>>

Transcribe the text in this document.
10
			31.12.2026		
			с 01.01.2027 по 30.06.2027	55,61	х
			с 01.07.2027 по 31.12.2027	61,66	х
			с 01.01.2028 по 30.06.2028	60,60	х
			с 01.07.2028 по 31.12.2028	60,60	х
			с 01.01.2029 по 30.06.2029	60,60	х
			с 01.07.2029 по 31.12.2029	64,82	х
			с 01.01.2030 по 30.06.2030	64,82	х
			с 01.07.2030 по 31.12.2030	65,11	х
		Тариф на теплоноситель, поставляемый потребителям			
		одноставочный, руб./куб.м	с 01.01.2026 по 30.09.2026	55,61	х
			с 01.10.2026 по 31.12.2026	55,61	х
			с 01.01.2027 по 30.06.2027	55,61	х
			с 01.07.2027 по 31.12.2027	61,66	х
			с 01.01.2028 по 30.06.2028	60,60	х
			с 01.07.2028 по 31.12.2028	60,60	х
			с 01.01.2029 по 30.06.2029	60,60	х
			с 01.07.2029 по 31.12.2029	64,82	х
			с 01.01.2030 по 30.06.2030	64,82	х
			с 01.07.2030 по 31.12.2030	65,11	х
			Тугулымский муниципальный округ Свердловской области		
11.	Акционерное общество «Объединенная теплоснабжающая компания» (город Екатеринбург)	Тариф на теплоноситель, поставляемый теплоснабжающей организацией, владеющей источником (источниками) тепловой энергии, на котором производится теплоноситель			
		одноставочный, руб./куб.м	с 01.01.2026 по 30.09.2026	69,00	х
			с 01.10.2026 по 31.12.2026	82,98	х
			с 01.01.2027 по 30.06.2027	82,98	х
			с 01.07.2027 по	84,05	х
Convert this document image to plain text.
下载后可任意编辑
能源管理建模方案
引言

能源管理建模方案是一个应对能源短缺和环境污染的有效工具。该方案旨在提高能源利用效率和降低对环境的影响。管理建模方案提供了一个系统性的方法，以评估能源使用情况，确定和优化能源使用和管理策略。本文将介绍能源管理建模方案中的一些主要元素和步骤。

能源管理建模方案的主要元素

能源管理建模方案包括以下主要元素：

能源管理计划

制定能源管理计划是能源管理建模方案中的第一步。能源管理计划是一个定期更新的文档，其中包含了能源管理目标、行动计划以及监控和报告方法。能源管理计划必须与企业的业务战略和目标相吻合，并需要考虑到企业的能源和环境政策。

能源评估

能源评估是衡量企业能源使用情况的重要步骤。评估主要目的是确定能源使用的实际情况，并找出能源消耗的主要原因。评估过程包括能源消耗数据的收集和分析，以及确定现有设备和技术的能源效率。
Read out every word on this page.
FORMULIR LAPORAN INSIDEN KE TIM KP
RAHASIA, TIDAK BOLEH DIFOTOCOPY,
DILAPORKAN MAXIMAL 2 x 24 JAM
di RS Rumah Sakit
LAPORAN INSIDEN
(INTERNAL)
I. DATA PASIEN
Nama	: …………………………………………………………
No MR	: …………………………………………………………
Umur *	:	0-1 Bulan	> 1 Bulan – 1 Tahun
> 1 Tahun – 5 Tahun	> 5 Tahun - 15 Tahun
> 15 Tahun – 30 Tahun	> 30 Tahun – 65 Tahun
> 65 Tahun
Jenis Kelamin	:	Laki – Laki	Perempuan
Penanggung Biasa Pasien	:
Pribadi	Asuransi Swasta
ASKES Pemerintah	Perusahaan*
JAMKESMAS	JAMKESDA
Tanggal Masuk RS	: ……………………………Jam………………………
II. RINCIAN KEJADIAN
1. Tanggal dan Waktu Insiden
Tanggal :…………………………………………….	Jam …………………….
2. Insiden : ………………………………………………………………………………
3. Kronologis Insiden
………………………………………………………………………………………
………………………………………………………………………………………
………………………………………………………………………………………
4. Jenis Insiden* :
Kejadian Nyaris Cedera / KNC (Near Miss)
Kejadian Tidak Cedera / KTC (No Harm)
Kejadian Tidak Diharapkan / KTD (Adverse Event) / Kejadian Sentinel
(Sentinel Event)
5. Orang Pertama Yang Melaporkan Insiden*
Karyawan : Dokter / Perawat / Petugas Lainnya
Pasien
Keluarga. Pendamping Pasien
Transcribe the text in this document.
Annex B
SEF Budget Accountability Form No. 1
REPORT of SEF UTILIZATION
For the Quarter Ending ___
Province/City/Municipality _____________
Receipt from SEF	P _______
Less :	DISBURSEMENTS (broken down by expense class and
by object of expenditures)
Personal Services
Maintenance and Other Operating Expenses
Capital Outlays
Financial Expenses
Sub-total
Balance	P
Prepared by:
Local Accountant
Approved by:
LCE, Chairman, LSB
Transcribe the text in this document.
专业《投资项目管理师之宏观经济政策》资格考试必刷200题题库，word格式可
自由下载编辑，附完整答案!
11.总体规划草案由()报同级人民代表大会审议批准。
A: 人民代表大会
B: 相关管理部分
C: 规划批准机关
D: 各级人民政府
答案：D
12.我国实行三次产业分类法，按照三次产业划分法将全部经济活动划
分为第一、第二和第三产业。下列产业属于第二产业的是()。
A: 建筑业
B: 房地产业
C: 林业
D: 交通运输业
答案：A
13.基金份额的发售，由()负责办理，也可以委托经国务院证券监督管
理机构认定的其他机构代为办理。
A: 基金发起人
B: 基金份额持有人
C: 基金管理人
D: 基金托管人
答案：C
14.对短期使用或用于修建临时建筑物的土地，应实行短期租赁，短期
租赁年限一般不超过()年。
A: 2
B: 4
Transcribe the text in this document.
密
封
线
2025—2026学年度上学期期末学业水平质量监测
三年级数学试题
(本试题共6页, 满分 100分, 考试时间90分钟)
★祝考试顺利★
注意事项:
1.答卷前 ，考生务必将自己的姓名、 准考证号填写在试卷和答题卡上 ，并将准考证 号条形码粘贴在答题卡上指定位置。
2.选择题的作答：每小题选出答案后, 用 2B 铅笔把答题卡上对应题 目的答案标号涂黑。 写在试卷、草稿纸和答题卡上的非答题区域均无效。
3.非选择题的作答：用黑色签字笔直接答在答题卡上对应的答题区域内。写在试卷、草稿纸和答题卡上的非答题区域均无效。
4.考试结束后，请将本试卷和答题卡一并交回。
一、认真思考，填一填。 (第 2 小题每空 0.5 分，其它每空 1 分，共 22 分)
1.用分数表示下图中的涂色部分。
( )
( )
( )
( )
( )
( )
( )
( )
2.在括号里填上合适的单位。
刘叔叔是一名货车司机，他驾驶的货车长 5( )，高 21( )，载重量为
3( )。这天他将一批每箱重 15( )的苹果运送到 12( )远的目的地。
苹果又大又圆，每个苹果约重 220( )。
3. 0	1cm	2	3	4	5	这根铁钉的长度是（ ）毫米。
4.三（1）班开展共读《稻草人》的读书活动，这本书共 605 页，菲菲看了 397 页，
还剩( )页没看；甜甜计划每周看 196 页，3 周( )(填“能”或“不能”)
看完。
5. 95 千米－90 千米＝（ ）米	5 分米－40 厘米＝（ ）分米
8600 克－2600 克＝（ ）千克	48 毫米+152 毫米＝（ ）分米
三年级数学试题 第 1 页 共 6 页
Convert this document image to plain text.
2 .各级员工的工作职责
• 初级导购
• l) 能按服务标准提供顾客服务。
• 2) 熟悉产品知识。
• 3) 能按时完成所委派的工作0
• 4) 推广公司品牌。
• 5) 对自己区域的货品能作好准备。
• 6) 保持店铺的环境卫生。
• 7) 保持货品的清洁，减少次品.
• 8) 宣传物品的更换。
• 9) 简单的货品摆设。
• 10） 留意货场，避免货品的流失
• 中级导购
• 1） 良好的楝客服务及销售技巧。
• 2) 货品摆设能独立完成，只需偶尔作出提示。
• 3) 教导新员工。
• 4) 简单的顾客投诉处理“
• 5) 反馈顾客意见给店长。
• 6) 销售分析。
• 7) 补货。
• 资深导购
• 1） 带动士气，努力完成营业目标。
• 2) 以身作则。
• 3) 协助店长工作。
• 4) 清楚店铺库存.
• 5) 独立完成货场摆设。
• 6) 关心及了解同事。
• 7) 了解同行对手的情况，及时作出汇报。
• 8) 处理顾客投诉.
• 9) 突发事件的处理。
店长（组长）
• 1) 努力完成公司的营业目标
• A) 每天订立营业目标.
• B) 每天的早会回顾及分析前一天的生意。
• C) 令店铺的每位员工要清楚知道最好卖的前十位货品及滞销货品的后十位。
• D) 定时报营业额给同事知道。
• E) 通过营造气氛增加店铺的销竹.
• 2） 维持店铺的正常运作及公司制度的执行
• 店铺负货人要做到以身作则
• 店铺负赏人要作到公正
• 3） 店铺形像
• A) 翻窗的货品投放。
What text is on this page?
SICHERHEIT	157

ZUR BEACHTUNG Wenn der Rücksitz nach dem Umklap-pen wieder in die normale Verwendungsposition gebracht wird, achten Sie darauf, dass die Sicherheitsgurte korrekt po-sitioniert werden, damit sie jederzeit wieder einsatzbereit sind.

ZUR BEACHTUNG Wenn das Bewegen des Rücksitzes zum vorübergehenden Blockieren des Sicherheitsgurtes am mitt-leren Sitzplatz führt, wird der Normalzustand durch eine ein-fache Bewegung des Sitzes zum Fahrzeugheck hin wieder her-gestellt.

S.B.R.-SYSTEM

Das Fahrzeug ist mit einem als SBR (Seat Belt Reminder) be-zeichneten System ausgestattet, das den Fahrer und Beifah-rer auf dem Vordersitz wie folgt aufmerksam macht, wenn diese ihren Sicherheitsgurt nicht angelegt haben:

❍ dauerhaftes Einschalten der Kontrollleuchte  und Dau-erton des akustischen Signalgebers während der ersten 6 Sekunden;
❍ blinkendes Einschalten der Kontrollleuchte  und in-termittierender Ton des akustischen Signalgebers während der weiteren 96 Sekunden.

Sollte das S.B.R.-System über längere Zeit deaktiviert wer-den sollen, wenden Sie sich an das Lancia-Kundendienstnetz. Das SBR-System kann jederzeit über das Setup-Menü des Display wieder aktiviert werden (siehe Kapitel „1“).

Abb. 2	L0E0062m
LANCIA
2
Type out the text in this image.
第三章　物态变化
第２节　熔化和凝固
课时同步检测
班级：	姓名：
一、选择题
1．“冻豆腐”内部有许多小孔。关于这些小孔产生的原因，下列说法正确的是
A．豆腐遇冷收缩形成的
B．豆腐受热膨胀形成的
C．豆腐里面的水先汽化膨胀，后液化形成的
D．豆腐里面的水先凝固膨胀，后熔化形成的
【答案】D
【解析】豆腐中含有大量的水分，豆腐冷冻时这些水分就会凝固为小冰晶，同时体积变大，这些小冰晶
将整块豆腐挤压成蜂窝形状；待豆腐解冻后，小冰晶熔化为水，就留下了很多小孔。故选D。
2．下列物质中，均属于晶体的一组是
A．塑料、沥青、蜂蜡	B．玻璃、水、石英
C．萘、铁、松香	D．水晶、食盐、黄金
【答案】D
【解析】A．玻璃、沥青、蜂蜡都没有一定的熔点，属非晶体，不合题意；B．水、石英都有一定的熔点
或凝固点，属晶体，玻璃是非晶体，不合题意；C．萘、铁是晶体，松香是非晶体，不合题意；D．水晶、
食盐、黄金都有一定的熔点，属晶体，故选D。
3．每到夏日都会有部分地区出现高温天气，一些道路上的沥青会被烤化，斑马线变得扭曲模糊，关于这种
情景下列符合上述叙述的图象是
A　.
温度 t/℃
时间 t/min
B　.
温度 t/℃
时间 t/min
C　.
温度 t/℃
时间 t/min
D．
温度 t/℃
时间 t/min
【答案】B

<<

● **Required work**:
Read the entries and select each line where the word "während" is found.

● **Finished answer**:
❍ dauerhaftes Einschalten der Kontrollleuchte  und Dau-erton des akustischen Signalgebers während der ersten 6 Sekunden;
❍ blinkendes Einschalten der Kontrollleuchte  und in-termittierender Ton des akustischen Signalgebers während der weiteren 96 Sekunden.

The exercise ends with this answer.